►
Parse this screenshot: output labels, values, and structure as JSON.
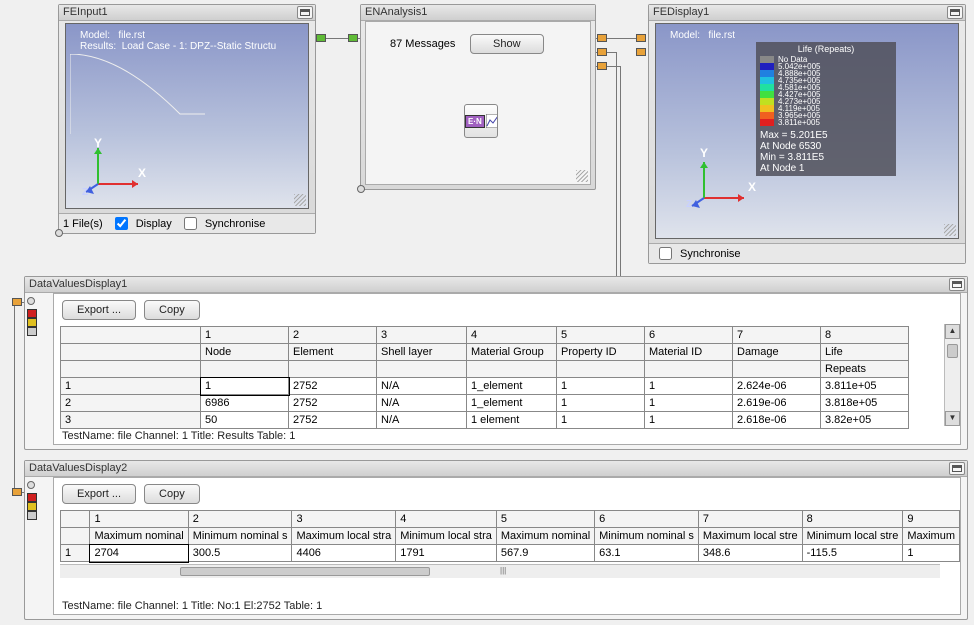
{
  "feinput": {
    "title": "FEInput1",
    "model_label": "Model:",
    "model": "file.rst",
    "results_label": "Results:",
    "results": "Load Case - 1: DPZ--Static Structu",
    "files": "1 File(s)",
    "display_label": "Display",
    "sync_label": "Synchronise",
    "display_checked": true,
    "sync_checked": false
  },
  "enanalysis": {
    "title": "ENAnalysis1",
    "messages": "87 Messages",
    "show": "Show",
    "icon_text": "E·N"
  },
  "fedisplay": {
    "title": "FEDisplay1",
    "model_label": "Model:",
    "model": "file.rst",
    "legend_title": "Life (Repeats)",
    "legend_nodata": "No Data",
    "legend_values": [
      "5.042e+005",
      "4.888e+005",
      "4.735e+005",
      "4.581e+005",
      "4.427e+005",
      "4.273e+005",
      "4.119e+005",
      "3.965e+005",
      "3.811e+005"
    ],
    "max": "Max = 5.201E5",
    "max_node": "At Node 6530",
    "min": "Min = 3.811E5",
    "min_node": "At Node 1",
    "sync_label": "Synchronise",
    "sync_checked": false
  },
  "dvd1": {
    "title": "DataValuesDisplay1",
    "export": "Export ...",
    "copy": "Copy",
    "col_nums": [
      "1",
      "2",
      "3",
      "4",
      "5",
      "6",
      "7",
      "8"
    ],
    "headers": [
      "Node",
      "Element",
      "Shell layer",
      "Material Group",
      "Property ID",
      "Material ID",
      "Damage",
      "Life"
    ],
    "header3": [
      "",
      "",
      "",
      "",
      "",
      "",
      "",
      "Repeats"
    ],
    "rows": [
      {
        "n": "1",
        "c": [
          "1",
          "2752",
          "N/A",
          "1_element",
          "1",
          "1",
          "2.624e-06",
          "3.811e+05"
        ]
      },
      {
        "n": "2",
        "c": [
          "6986",
          "2752",
          "N/A",
          "1_element",
          "1",
          "1",
          "2.619e-06",
          "3.818e+05"
        ]
      },
      {
        "n": "3",
        "c": [
          "50",
          "2752",
          "N/A",
          "1 element",
          "1",
          "1",
          "2.618e-06",
          "3.82e+05"
        ]
      }
    ],
    "status": "TestName: file Channel: 1 Title: Results Table: 1"
  },
  "dvd2": {
    "title": "DataValuesDisplay2",
    "export": "Export ...",
    "copy": "Copy",
    "col_nums": [
      "1",
      "2",
      "3",
      "4",
      "5",
      "6",
      "7",
      "8",
      "9"
    ],
    "headers": [
      "Maximum nominal",
      "Minimum nominal s",
      "Maximum local stra",
      "Minimum local stra",
      "Maximum nominal",
      "Minimum nominal s",
      "Maximum local stre",
      "Minimum local stre",
      "Maximum"
    ],
    "rows": [
      {
        "n": "1",
        "c": [
          "2704",
          "300.5",
          "4406",
          "1791",
          "567.9",
          "63.1",
          "348.6",
          "-115.5",
          "1"
        ]
      }
    ],
    "status": "TestName: file Channel: 1 Title: No:1 El:2752 Table: 1"
  }
}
◄
EXERCISE TASK
Leaving the pictures aside, transcribe the entire listing exactly.

EXPECTED ANSWER
Parse this screenshot: output labels, values, and structure as JSON.
{
  "feinput": {
    "title": "FEInput1",
    "model_label": "Model:",
    "model": "file.rst",
    "results_label": "Results:",
    "results": "Load Case - 1: DPZ--Static Structu",
    "files": "1 File(s)",
    "display_label": "Display",
    "sync_label": "Synchronise",
    "display_checked": true,
    "sync_checked": false
  },
  "enanalysis": {
    "title": "ENAnalysis1",
    "messages": "87 Messages",
    "show": "Show",
    "icon_text": "E·N"
  },
  "fedisplay": {
    "title": "FEDisplay1",
    "model_label": "Model:",
    "model": "file.rst",
    "legend_title": "Life (Repeats)",
    "legend_nodata": "No Data",
    "legend_values": [
      "5.042e+005",
      "4.888e+005",
      "4.735e+005",
      "4.581e+005",
      "4.427e+005",
      "4.273e+005",
      "4.119e+005",
      "3.965e+005",
      "3.811e+005"
    ],
    "max": "Max = 5.201E5",
    "max_node": "At Node 6530",
    "min": "Min = 3.811E5",
    "min_node": "At Node 1",
    "sync_label": "Synchronise",
    "sync_checked": false
  },
  "dvd1": {
    "title": "DataValuesDisplay1",
    "export": "Export ...",
    "copy": "Copy",
    "col_nums": [
      "1",
      "2",
      "3",
      "4",
      "5",
      "6",
      "7",
      "8"
    ],
    "headers": [
      "Node",
      "Element",
      "Shell layer",
      "Material Group",
      "Property ID",
      "Material ID",
      "Damage",
      "Life"
    ],
    "header3": [
      "",
      "",
      "",
      "",
      "",
      "",
      "",
      "Repeats"
    ],
    "rows": [
      {
        "n": "1",
        "c": [
          "1",
          "2752",
          "N/A",
          "1_element",
          "1",
          "1",
          "2.624e-06",
          "3.811e+05"
        ]
      },
      {
        "n": "2",
        "c": [
          "6986",
          "2752",
          "N/A",
          "1_element",
          "1",
          "1",
          "2.619e-06",
          "3.818e+05"
        ]
      },
      {
        "n": "3",
        "c": [
          "50",
          "2752",
          "N/A",
          "1 element",
          "1",
          "1",
          "2.618e-06",
          "3.82e+05"
        ]
      }
    ],
    "status": "TestName: file Channel: 1 Title: Results Table: 1"
  },
  "dvd2": {
    "title": "DataValuesDisplay2",
    "export": "Export ...",
    "copy": "Copy",
    "col_nums": [
      "1",
      "2",
      "3",
      "4",
      "5",
      "6",
      "7",
      "8",
      "9"
    ],
    "headers": [
      "Maximum nominal",
      "Minimum nominal s",
      "Maximum local stra",
      "Minimum local stra",
      "Maximum nominal",
      "Minimum nominal s",
      "Maximum local stre",
      "Minimum local stre",
      "Maximum"
    ],
    "rows": [
      {
        "n": "1",
        "c": [
          "2704",
          "300.5",
          "4406",
          "1791",
          "567.9",
          "63.1",
          "348.6",
          "-115.5",
          "1"
        ]
      }
    ],
    "status": "TestName: file Channel: 1 Title: No:1 El:2752 Table: 1"
  }
}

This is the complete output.